Task prompt> Reproduce the material exactly, omitting nothing.

Entries shown>
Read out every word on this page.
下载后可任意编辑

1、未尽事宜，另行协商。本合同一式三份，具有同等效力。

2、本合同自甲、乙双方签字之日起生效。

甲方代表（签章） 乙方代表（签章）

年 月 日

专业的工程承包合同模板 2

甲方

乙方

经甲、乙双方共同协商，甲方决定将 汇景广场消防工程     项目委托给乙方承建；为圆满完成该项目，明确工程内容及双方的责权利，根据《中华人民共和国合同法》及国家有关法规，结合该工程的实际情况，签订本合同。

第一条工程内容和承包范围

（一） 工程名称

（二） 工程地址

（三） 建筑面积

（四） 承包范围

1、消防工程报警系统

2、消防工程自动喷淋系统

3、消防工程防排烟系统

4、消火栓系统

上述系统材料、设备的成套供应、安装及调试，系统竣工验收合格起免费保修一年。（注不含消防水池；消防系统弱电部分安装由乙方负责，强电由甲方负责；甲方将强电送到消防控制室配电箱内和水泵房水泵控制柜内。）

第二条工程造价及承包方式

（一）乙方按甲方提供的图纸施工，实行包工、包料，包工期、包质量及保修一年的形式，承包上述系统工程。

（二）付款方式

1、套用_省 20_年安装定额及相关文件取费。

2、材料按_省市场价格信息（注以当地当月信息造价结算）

Answer>
Read out every word on this page.
下载后可任意编辑

1、未尽事宜，另行协商。本合同一式三份，具有同等效力。

2、本合同自甲、乙双方签字之日起生效。

甲方代表（签章） 乙方代表（签章）

年 月 日

专业的工程承包合同模板 2

甲方

乙方

经甲、乙双方共同协商，甲方决定将 汇景广场消防工程     项目委托给乙方承建；为圆满完成该项目，明确工程内容及双方的责权利，根据《中华人民共和国合同法》及国家有关法规，结合该工程的实际情况，签订本合同。

第一条工程内容和承包范围

（一） 工程名称

（二） 工程地址

（三） 建筑面积

（四） 承包范围

1、消防工程报警系统

2、消防工程自动喷淋系统

3、消防工程防排烟系统

4、消火栓系统

上述系统材料、设备的成套供应、安装及调试，系统竣工验收合格起免费保修一年。（注不含消防水池；消防系统弱电部分安装由乙方负责，强电由甲方负责；甲方将强电送到消防控制室配电箱内和水泵房水泵控制柜内。）

第二条工程造价及承包方式

（一）乙方按甲方提供的图纸施工，实行包工、包料，包工期、包质量及保修一年的形式，承包上述系统工程。

（二）付款方式

1、套用_省 20_年安装定额及相关文件取费。

2、材料按_省市场价格信息（注以当地当月信息造价结算）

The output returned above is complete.